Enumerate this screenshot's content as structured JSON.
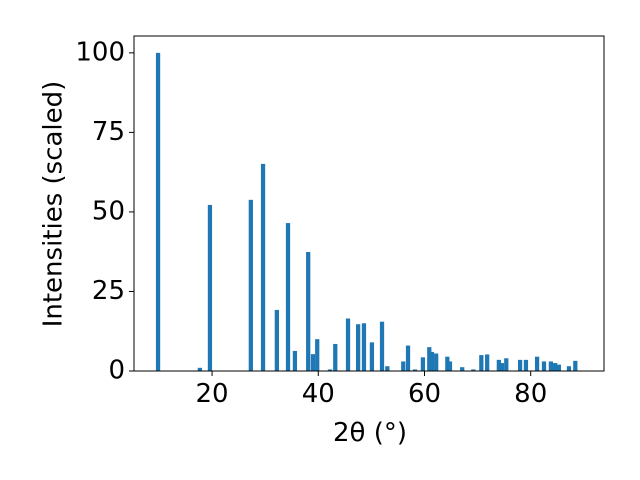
{
  "chart_data": {
    "type": "bar",
    "x_label": "2θ (°)",
    "y_label": "Intensities (scaled)",
    "color": "#1f77b4",
    "x": [
      9.83,
      17.7,
      19.6,
      27.3,
      29.6,
      32.2,
      34.3,
      35.6,
      38.1,
      39.0,
      39.8,
      42.2,
      43.2,
      45.6,
      47.5,
      48.6,
      50.1,
      52.0,
      53.0,
      56.0,
      56.9,
      58.2,
      59.7,
      60.9,
      61.4,
      62.2,
      64.3,
      64.8,
      67.1,
      69.2,
      70.7,
      71.8,
      74.0,
      74.6,
      75.4,
      78.0,
      79.1,
      81.2,
      82.5,
      83.8,
      84.6,
      85.3,
      87.2,
      88.4
    ],
    "values": [
      100,
      1,
      52.2,
      53.8,
      65.1,
      19.2,
      46.5,
      6.3,
      37.4,
      5.3,
      10,
      0.5,
      8.5,
      16.5,
      14.7,
      15,
      9,
      15.5,
      1.5,
      3,
      8,
      0.5,
      4.3,
      7.5,
      6,
      5.5,
      4.5,
      3,
      1.2,
      0.5,
      5,
      5.2,
      3.5,
      2.5,
      4,
      3.5,
      3.5,
      4.5,
      3,
      3,
      2.5,
      2,
      1.5,
      3.2
    ],
    "xlim": [
      5.3,
      93.8
    ],
    "ylim": [
      0,
      105.3
    ],
    "xticks": [
      20,
      40,
      60,
      80
    ],
    "yticks": [
      0,
      25,
      50,
      75,
      100
    ]
  }
}
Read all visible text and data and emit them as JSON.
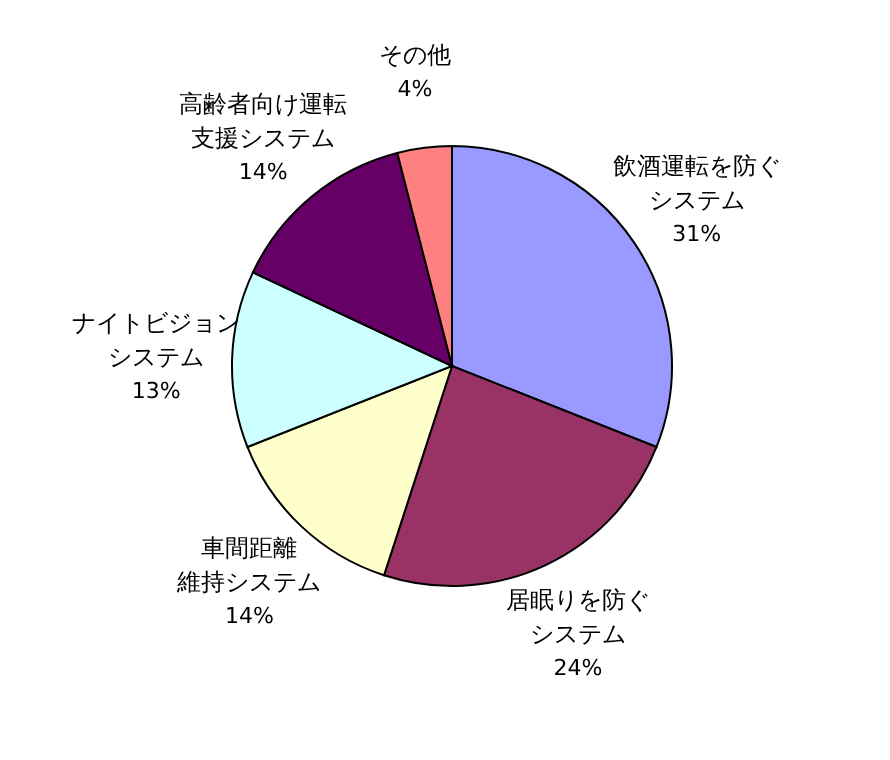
{
  "chart_data": {
    "type": "pie",
    "categories": [
      "飲酒運転を防ぐシステム",
      "居眠りを防ぐシステム",
      "車間距離維持システム",
      "ナイトビジョンシステム",
      "高齢者向け運転支援システム",
      "その他"
    ],
    "values": [
      31,
      24,
      14,
      13,
      14,
      4
    ],
    "value_labels": [
      "31%",
      "24%",
      "14%",
      "13%",
      "14%",
      "4%"
    ],
    "colors": [
      "#9999ff",
      "#993366",
      "#ffffcc",
      "#ccffff",
      "#660066",
      "#ff8080"
    ],
    "legend": false
  }
}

### PROBLEM TO WORK ON
Take the lines from the one that contains "Read all visible" down to the last line of the listing above, both included, and set them down exactly, leaving out pictures.

### PROBLEM SOLUTION
Read all visible text and data and emit them as JSON.
{
  "chart_data": {
    "type": "pie",
    "categories": [
      "飲酒運転を防ぐシステム",
      "居眠りを防ぐシステム",
      "車間距離維持システム",
      "ナイトビジョンシステム",
      "高齢者向け運転支援システム",
      "その他"
    ],
    "values": [
      31,
      24,
      14,
      13,
      14,
      4
    ],
    "value_labels": [
      "31%",
      "24%",
      "14%",
      "13%",
      "14%",
      "4%"
    ],
    "colors": [
      "#9999ff",
      "#993366",
      "#ffffcc",
      "#ccffff",
      "#660066",
      "#ff8080"
    ],
    "legend": false
  }
}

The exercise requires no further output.